▶ _Problem requirements_
Produce an exact transcription of the listing below, omitting the pictures.

─── The records

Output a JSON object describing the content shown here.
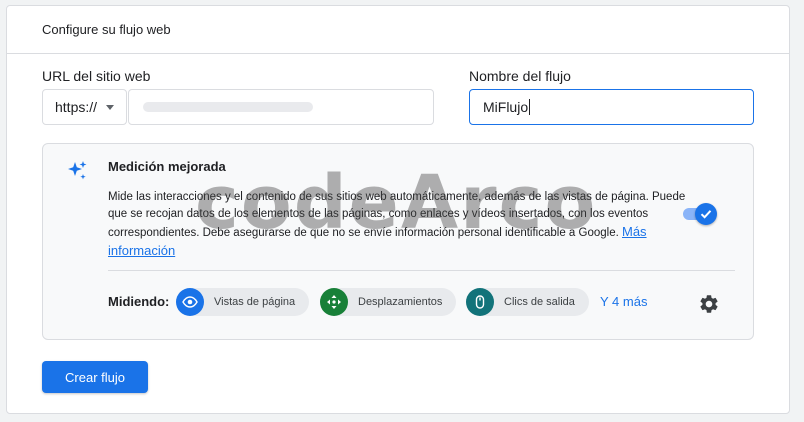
{
  "header": {
    "title": "Configure su flujo web"
  },
  "url_field": {
    "label": "URL del sitio web",
    "protocol_selected": "https://"
  },
  "name_field": {
    "label": "Nombre del flujo",
    "value": "MiFlujo"
  },
  "enhanced_measurement": {
    "icon": "sparkle-icon",
    "title": "Medición mejorada",
    "description": "Mide las interacciones y el contenido de sus sitios web automáticamente, además de las vistas de página. Puede que se recojan datos de los elementos de las páginas, como enlaces y vídeos insertados, con los eventos correspondientes. Debe asegurarse de que no se envíe información personal identificable a Google.",
    "more_info_link": "Más información",
    "toggle_on": true,
    "measuring_label": "Midiendo:",
    "chips": [
      {
        "label": "Vistas de página",
        "icon": "eye-icon",
        "color": "#1a73e8"
      },
      {
        "label": "Desplazamientos",
        "icon": "scroll-icon",
        "color": "#188038"
      },
      {
        "label": "Clics de salida",
        "icon": "mouse-icon",
        "color": "#12737a"
      }
    ],
    "more_link": "Y 4 más",
    "settings_icon": "gear-icon"
  },
  "create_button": {
    "label": "Crear flujo"
  },
  "watermark": {
    "text": "codeArco"
  },
  "colors": {
    "accent": "#1a73e8",
    "panel_bg": "#f8f9fa",
    "border": "#dadce0"
  }
}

──────

▶ _Result for this task_
Output a JSON object describing the content shown here.
{
  "header": {
    "title": "Configure su flujo web"
  },
  "url_field": {
    "label": "URL del sitio web",
    "protocol_selected": "https://"
  },
  "name_field": {
    "label": "Nombre del flujo",
    "value": "MiFlujo"
  },
  "enhanced_measurement": {
    "icon": "sparkle-icon",
    "title": "Medición mejorada",
    "description": "Mide las interacciones y el contenido de sus sitios web automáticamente, además de las vistas de página. Puede que se recojan datos de los elementos de las páginas, como enlaces y vídeos insertados, con los eventos correspondientes. Debe asegurarse de que no se envíe información personal identificable a Google.",
    "more_info_link": "Más información",
    "toggle_on": true,
    "measuring_label": "Midiendo:",
    "chips": [
      {
        "label": "Vistas de página",
        "icon": "eye-icon",
        "color": "#1a73e8"
      },
      {
        "label": "Desplazamientos",
        "icon": "scroll-icon",
        "color": "#188038"
      },
      {
        "label": "Clics de salida",
        "icon": "mouse-icon",
        "color": "#12737a"
      }
    ],
    "more_link": "Y 4 más",
    "settings_icon": "gear-icon"
  },
  "create_button": {
    "label": "Crear flujo"
  },
  "watermark": {
    "text": "codeArco"
  },
  "colors": {
    "accent": "#1a73e8",
    "panel_bg": "#f8f9fa",
    "border": "#dadce0"
  }
}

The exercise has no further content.